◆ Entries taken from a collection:
****************************************
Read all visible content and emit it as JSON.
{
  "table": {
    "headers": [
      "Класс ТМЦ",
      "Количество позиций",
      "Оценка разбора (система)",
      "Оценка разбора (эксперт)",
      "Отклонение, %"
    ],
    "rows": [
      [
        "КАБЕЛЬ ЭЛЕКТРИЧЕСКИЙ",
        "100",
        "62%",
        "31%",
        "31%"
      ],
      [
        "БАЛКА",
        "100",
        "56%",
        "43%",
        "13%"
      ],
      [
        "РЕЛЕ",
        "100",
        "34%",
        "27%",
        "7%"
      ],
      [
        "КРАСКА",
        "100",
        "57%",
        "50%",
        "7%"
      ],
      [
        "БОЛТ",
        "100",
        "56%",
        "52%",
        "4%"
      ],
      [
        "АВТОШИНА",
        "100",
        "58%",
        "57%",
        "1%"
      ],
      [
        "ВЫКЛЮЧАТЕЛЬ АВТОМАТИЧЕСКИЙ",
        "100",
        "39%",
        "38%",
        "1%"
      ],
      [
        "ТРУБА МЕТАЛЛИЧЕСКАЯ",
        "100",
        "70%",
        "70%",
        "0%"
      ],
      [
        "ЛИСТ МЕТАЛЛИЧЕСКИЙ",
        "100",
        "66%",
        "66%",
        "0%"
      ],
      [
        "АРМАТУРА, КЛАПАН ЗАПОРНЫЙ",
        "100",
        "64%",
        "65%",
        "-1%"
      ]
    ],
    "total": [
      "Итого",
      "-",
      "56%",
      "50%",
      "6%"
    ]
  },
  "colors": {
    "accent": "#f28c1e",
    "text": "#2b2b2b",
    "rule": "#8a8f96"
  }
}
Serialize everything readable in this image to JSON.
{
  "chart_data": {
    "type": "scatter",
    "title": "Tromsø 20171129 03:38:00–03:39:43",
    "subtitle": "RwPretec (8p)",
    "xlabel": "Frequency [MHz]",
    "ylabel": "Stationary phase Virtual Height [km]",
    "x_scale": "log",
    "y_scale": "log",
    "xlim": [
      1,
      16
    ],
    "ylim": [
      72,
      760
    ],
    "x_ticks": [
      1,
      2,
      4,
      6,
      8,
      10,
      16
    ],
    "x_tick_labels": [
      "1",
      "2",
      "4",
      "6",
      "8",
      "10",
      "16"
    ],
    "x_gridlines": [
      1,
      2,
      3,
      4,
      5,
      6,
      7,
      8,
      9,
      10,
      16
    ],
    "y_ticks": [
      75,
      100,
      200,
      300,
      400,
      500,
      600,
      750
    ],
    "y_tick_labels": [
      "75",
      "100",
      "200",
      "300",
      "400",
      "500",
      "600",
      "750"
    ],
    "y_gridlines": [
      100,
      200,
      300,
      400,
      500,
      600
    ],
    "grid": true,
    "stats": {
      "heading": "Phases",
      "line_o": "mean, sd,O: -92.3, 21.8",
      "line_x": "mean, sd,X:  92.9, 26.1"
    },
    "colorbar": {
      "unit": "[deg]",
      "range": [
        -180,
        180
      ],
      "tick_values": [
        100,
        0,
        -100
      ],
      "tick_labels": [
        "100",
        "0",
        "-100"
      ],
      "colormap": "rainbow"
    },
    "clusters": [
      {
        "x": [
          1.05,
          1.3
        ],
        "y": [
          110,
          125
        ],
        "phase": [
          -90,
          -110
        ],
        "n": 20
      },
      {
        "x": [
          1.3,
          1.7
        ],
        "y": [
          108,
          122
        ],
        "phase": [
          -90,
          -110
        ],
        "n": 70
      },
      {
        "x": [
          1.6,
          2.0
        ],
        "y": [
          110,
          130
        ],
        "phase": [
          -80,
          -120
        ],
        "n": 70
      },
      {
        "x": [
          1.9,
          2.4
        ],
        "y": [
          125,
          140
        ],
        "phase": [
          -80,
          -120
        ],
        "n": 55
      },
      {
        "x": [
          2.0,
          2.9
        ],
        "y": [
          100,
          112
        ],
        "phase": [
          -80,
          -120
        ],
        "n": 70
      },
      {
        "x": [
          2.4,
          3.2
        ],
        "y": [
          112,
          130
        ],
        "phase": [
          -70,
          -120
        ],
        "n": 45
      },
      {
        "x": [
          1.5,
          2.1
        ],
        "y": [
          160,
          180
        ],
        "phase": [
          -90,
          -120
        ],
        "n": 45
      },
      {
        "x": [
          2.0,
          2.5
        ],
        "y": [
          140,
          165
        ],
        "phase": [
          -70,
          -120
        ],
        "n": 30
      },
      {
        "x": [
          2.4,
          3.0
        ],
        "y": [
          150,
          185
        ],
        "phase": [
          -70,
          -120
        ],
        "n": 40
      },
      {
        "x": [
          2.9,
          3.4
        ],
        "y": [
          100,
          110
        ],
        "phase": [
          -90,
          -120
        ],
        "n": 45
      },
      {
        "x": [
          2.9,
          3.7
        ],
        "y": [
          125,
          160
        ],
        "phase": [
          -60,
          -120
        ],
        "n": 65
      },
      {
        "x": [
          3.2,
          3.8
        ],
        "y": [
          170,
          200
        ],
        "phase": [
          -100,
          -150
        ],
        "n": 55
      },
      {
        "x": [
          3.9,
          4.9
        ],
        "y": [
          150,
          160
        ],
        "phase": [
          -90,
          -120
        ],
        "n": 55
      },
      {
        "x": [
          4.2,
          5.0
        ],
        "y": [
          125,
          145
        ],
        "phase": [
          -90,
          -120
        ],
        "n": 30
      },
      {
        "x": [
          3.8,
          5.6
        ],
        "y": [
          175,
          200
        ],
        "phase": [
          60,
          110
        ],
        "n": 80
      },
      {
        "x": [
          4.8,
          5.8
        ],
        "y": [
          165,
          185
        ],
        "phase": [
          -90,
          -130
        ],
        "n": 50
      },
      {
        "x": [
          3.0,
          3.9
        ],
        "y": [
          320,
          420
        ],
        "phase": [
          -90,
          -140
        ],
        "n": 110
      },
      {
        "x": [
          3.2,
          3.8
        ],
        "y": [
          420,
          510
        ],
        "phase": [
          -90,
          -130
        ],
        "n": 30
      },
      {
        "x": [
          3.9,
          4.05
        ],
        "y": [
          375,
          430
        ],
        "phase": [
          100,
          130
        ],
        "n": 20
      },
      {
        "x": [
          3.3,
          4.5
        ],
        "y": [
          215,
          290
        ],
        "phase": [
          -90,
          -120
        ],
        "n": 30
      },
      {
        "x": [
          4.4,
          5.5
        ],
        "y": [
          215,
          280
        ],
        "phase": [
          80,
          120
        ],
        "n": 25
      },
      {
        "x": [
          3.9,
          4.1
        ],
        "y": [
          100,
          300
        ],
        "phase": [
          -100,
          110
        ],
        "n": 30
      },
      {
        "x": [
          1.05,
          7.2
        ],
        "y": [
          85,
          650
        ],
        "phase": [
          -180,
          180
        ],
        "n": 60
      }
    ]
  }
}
****************************************
◆ DIRECTIONS: Each line above is to be repeated exactly.

◆ EXPECTED ANSWER:
Read all visible content and emit it as JSON.
{
  "table": {
    "headers": [
      "Класс ТМЦ",
      "Количество позиций",
      "Оценка разбора (система)",
      "Оценка разбора (эксперт)",
      "Отклонение, %"
    ],
    "rows": [
      [
        "КАБЕЛЬ ЭЛЕКТРИЧЕСКИЙ",
        "100",
        "62%",
        "31%",
        "31%"
      ],
      [
        "БАЛКА",
        "100",
        "56%",
        "43%",
        "13%"
      ],
      [
        "РЕЛЕ",
        "100",
        "34%",
        "27%",
        "7%"
      ],
      [
        "КРАСКА",
        "100",
        "57%",
        "50%",
        "7%"
      ],
      [
        "БОЛТ",
        "100",
        "56%",
        "52%",
        "4%"
      ],
      [
        "АВТОШИНА",
        "100",
        "58%",
        "57%",
        "1%"
      ],
      [
        "ВЫКЛЮЧАТЕЛЬ АВТОМАТИЧЕСКИЙ",
        "100",
        "39%",
        "38%",
        "1%"
      ],
      [
        "ТРУБА МЕТАЛЛИЧЕСКАЯ",
        "100",
        "70%",
        "70%",
        "0%"
      ],
      [
        "ЛИСТ МЕТАЛЛИЧЕСКИЙ",
        "100",
        "66%",
        "66%",
        "0%"
      ],
      [
        "АРМАТУРА, КЛАПАН ЗАПОРНЫЙ",
        "100",
        "64%",
        "65%",
        "-1%"
      ]
    ],
    "total": [
      "Итого",
      "-",
      "56%",
      "50%",
      "6%"
    ]
  },
  "colors": {
    "accent": "#f28c1e",
    "text": "#2b2b2b",
    "rule": "#8a8f96"
  }
}
Serialize everything readable in this image to JSON.
{
  "chart_data": {
    "type": "scatter",
    "title": "Tromsø 20171129 03:38:00–03:39:43",
    "subtitle": "RwPretec (8p)",
    "xlabel": "Frequency [MHz]",
    "ylabel": "Stationary phase Virtual Height [km]",
    "x_scale": "log",
    "y_scale": "log",
    "xlim": [
      1,
      16
    ],
    "ylim": [
      72,
      760
    ],
    "x_ticks": [
      1,
      2,
      4,
      6,
      8,
      10,
      16
    ],
    "x_tick_labels": [
      "1",
      "2",
      "4",
      "6",
      "8",
      "10",
      "16"
    ],
    "x_gridlines": [
      1,
      2,
      3,
      4,
      5,
      6,
      7,
      8,
      9,
      10,
      16
    ],
    "y_ticks": [
      75,
      100,
      200,
      300,
      400,
      500,
      600,
      750
    ],
    "y_tick_labels": [
      "75",
      "100",
      "200",
      "300",
      "400",
      "500",
      "600",
      "750"
    ],
    "y_gridlines": [
      100,
      200,
      300,
      400,
      500,
      600
    ],
    "grid": true,
    "stats": {
      "heading": "Phases",
      "line_o": "mean, sd,O: -92.3, 21.8",
      "line_x": "mean, sd,X:  92.9, 26.1"
    },
    "colorbar": {
      "unit": "[deg]",
      "range": [
        -180,
        180
      ],
      "tick_values": [
        100,
        0,
        -100
      ],
      "tick_labels": [
        "100",
        "0",
        "-100"
      ],
      "colormap": "rainbow"
    },
    "clusters": [
      {
        "x": [
          1.05,
          1.3
        ],
        "y": [
          110,
          125
        ],
        "phase": [
          -90,
          -110
        ],
        "n": 20
      },
      {
        "x": [
          1.3,
          1.7
        ],
        "y": [
          108,
          122
        ],
        "phase": [
          -90,
          -110
        ],
        "n": 70
      },
      {
        "x": [
          1.6,
          2.0
        ],
        "y": [
          110,
          130
        ],
        "phase": [
          -80,
          -120
        ],
        "n": 70
      },
      {
        "x": [
          1.9,
          2.4
        ],
        "y": [
          125,
          140
        ],
        "phase": [
          -80,
          -120
        ],
        "n": 55
      },
      {
        "x": [
          2.0,
          2.9
        ],
        "y": [
          100,
          112
        ],
        "phase": [
          -80,
          -120
        ],
        "n": 70
      },
      {
        "x": [
          2.4,
          3.2
        ],
        "y": [
          112,
          130
        ],
        "phase": [
          -70,
          -120
        ],
        "n": 45
      },
      {
        "x": [
          1.5,
          2.1
        ],
        "y": [
          160,
          180
        ],
        "phase": [
          -90,
          -120
        ],
        "n": 45
      },
      {
        "x": [
          2.0,
          2.5
        ],
        "y": [
          140,
          165
        ],
        "phase": [
          -70,
          -120
        ],
        "n": 30
      },
      {
        "x": [
          2.4,
          3.0
        ],
        "y": [
          150,
          185
        ],
        "phase": [
          -70,
          -120
        ],
        "n": 40
      },
      {
        "x": [
          2.9,
          3.4
        ],
        "y": [
          100,
          110
        ],
        "phase": [
          -90,
          -120
        ],
        "n": 45
      },
      {
        "x": [
          2.9,
          3.7
        ],
        "y": [
          125,
          160
        ],
        "phase": [
          -60,
          -120
        ],
        "n": 65
      },
      {
        "x": [
          3.2,
          3.8
        ],
        "y": [
          170,
          200
        ],
        "phase": [
          -100,
          -150
        ],
        "n": 55
      },
      {
        "x": [
          3.9,
          4.9
        ],
        "y": [
          150,
          160
        ],
        "phase": [
          -90,
          -120
        ],
        "n": 55
      },
      {
        "x": [
          4.2,
          5.0
        ],
        "y": [
          125,
          145
        ],
        "phase": [
          -90,
          -120
        ],
        "n": 30
      },
      {
        "x": [
          3.8,
          5.6
        ],
        "y": [
          175,
          200
        ],
        "phase": [
          60,
          110
        ],
        "n": 80
      },
      {
        "x": [
          4.8,
          5.8
        ],
        "y": [
          165,
          185
        ],
        "phase": [
          -90,
          -130
        ],
        "n": 50
      },
      {
        "x": [
          3.0,
          3.9
        ],
        "y": [
          320,
          420
        ],
        "phase": [
          -90,
          -140
        ],
        "n": 110
      },
      {
        "x": [
          3.2,
          3.8
        ],
        "y": [
          420,
          510
        ],
        "phase": [
          -90,
          -130
        ],
        "n": 30
      },
      {
        "x": [
          3.9,
          4.05
        ],
        "y": [
          375,
          430
        ],
        "phase": [
          100,
          130
        ],
        "n": 20
      },
      {
        "x": [
          3.3,
          4.5
        ],
        "y": [
          215,
          290
        ],
        "phase": [
          -90,
          -120
        ],
        "n": 30
      },
      {
        "x": [
          4.4,
          5.5
        ],
        "y": [
          215,
          280
        ],
        "phase": [
          80,
          120
        ],
        "n": 25
      },
      {
        "x": [
          3.9,
          4.1
        ],
        "y": [
          100,
          300
        ],
        "phase": [
          -100,
          110
        ],
        "n": 30
      },
      {
        "x": [
          1.05,
          7.2
        ],
        "y": [
          85,
          650
        ],
        "phase": [
          -180,
          180
        ],
        "n": 60
      }
    ]
  }
}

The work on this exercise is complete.